* [BRANO DI TESTO]:

Come è nata l’idea di puntare sulle bioplastiche?
La nostra azienda ha sempre avuto nel DNA la tendenza a voler percorrere strade diverse rispetto alla concorrenza, anche a costo di sperimentare soluzioni davvero inedite. Siamo partiti producendo film per la pacciamatura e l’imballo industriale utilizzando due gradi di Mater-Bi diversi, non tanto perché destinati a due applicazioni differenti, quanto per adattarsi alle macchine per lavorarli a disposizione dei clienti. Un particolare che rende perfettamente l’immagine di quanto i primi approcci fossero quasi artigianali e certamente complessi. L’esperienza acquisita sul campo si è rivelata utile per crescere, guardando con occhi diversi i possibili nuovi sviluppi di mercato. L’attenzione a ciò che si muove attorno a noi, a livello sia normativo sia tecnologico, è ancora oggi una condizione che riteniamo imprescindibile per compiere scelte imprenditoriali corrette, continuando a mettere in conto che in un settore ancora nuovo e in grande evoluzione possono anche verificarsi dei piccoli incidenti di percorso.

È stato difficile convertire gli impianti per passare dalle plastiche tradizionali a quelle bio?
Essere stati tra i primi a lavorare con le bioplastiche ci ha permesso di affrontare problemi più seri in una fase iniziale, per poi disporre di una maggiore flessibilità, anche nelle scelte, negli anni successivi. Con il tempo e l’esperienza siamo riusciti a trovare soluzioni tecniche per utilizzare negli stessi impianti il polietilene come il Mater-Bi. Una buona progettazione delle linee produttive e accorgimenti durante la trasformazione eliminano infatti gran parte delle complicazioni. Per chi iniziasse oggi, le maggiori difficoltà tecniche al momento di uno switch degli impianti probabilmente sorgerebbero nella fase di estrusione. Vanno poi messi in conto i tempi tecnici per ottenere le certificazioni, che impediscono una riconversione produttiva dall’oggi al domani. Le tempistiche obbligate, quindi, impongono da sei mesi a un anno prima di poter iniziare a produrre.

Ritiene che le bioplastiche siano realmente vantaggiose per l’ambiente?
Il vero valore aggiunto dei biopolimeri è legato al fine vita del manufatto, pertanto il successo di questi materiali è legato a doppio filo con una corretta raccolta della frazione organica, che vede l’Italia tra i paesi leader e maggiormente in linea con le direttive europee. Bioplastiche e compostaggio sono nati insieme e devono crescere di pari passo. È pur vero, però, che non si può pensare di risolvere i problemi ambientali sostituendo le plastiche da fonti fossili con quelle bio. Le plastiche tradizionali, infatti, sono imprescindibili in tante applicazioni e pertanto non è corretto parlarne come di un materiale inquinante in senso assoluto. Ritengo che per cancellare anni di demonizzazione sia necessario promuovere la cultura del riciclo nel consumatore finale e migliorarne la gestione in fase di raccolta e recupero, puntando a valorizzare i singoli monomeri per rigenerarli e produrre altri materiali con valore intrinseco.

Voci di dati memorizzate
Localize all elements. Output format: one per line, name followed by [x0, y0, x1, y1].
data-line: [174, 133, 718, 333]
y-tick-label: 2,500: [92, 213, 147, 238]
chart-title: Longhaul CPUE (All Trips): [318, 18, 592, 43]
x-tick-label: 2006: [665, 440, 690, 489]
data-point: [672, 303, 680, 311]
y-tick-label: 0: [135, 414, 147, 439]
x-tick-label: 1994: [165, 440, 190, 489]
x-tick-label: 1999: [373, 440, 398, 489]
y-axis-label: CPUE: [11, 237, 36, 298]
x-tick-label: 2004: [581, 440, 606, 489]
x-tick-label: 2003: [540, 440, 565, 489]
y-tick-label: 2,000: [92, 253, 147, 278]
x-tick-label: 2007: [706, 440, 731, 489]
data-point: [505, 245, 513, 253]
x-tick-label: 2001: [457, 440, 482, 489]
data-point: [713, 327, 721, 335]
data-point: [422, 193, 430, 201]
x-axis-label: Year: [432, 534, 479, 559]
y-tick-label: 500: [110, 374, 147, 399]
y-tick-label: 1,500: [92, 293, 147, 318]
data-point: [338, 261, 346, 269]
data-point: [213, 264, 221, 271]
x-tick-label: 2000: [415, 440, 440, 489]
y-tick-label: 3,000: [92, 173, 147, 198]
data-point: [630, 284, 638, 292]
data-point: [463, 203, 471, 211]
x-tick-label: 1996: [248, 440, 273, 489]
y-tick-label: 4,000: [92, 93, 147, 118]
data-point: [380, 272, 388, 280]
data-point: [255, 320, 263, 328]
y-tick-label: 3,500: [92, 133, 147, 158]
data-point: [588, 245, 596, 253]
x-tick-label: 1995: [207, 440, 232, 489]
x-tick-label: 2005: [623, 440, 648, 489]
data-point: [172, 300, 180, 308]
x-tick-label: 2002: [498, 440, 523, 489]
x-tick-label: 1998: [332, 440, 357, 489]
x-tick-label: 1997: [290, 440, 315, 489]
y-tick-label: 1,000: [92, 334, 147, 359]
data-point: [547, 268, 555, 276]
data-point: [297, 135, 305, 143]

* [ELENCO COMPITI]:
- a) Puoi citare dall'intervista sulle bioplastiche tutto il passo che va da "Essere stati tra" giù fino a "iniziare a produrre."?
- b) Puoi proseguire l'intervista sulle bioplastiche partendo subito dopo la sua ultima frase?
Le voci memorizzate non hanno alcun ruolo in questo lavoro.

* [RISPOSTE AI COMPITI]:
- a)
Essere stati tra i primi a lavorare con le bioplastiche ci ha permesso di affrontare problemi più seri in una fase iniziale, per poi disporre di una maggiore flessibilità, anche nelle scelte, negli anni successivi. Con il tempo e l’esperienza siamo riusciti a trovare soluzioni tecniche per utilizzare negli stessi impianti il polietilene come il Mater-Bi. Una buona progettazione delle linee produttive e accorgimenti durante la trasformazione eliminano infatti gran parte delle complicazioni. Per chi iniziasse oggi, le maggiori difficoltà tecniche al momento di uno switch degli impianti probabilmente sorgerebbero nella fase di estrusione. Vanno poi messi in conto i tempi tecnici per ottenere le certificazioni, che impediscono una riconversione produttiva dall’oggi al domani. Le tempistiche obbligate, quindi, impongono da sei mesi a un anno prima di poter iniziare a produrre.

- b)
La nostra azienda ha sempre avuto nel DNA la tendenza a voler percorrere strade diverse rispetto alla concorrenza. Puntare sulle bioplastiche, già nel 1995, è stata la decisione giustaLuca Bianconi

Quando avete iniziato a raccogliere risultati tangibili del cambio di passo?
Se prima del 2010 il mercato delle bioplastiche era davvero marginale, la svolta si è avuta con la progressiva riduzione dell’uso degli shopper in polietilene, che ha cambiato la percezione sulle bioplastiche. Un obiettivo raggiunto, tra l’altro, riportando in Italia produzioni che da tempo erano ormai completamente all’estero e di questo credo vada dato merito alle aziende che hanno creduto nelle potenzialità dei nuovi materiali e di conseguenza investito. Sempre con uno spirito pionieristico, nel biennio 2013-14 abbiamo acquistato due macchinari per la produzione di sacchetti per ortofrutta, così quando è stato necessario adeguarsi alle normative sugli ultralight eravamo già pronti. Certamente, si è trattato di un passaggio molto più soft rispetto al vero e proprio terremoto a cui il settore è stato sottoposto nel 2010, con una transizione improvvisa dallo shopper in polietilene a quello compostabile. Oltre alle idee, anche l’attività di ricerca e sviluppo ha segnato le tappe della nostra evoluzione: si pensi che nell’ultimo triennio abbiamo investito 10 milioni di euro, una cifra significativa per un’azienda con un fatturato di circa 23 milioni, che rende l’idea di quanto per noi sia importante non fermarsi ma pensare al futuro. Oggi la transizione verso le bioplastiche sta permettendo un progressivo maturare della filiera, che sta cominciando a diventare interessante per numeri e fatturato, anche grazie all’ingresso di grandi trasformatori. Guardando al mercato, sentiamo di aver intrapreso un percorso che ci inorgoglisce, perché se nel settore delle plastiche tradizionali eravamo solo una piccolissima frazione produttiva sul totale, oggi in quello delle compostabili rappresentiamo tra il 5% e l’8% dei volumi trasformati in Italia, uno dei principali mercati in Europa.

Qual è il vostro mercato geografico di riferimento?
Sicuramente l’Italia rappresenta il nostro punto di riferimento assoluto, anche se non trascuriamo l’estero. Nel 2019 l’export ha toccato il 20% del fatturato, quota diminuita a seguito della pandemia, ma che contiamo di recuperare anche grazie a nuovi progetti che abbracciano mercati come l’Australia e gli Stati Uniti, e realtà particolari come il Cile. A questo proposito basti pensare che siamo riusciti a distribuire i nostri film per pacciamatura perfino sull’Isola di Pasqua, il luogo più remoto del mondo.

Polycart ha sviluppato procedure interne per rigenerare gli scarti post industriali in bioplastica?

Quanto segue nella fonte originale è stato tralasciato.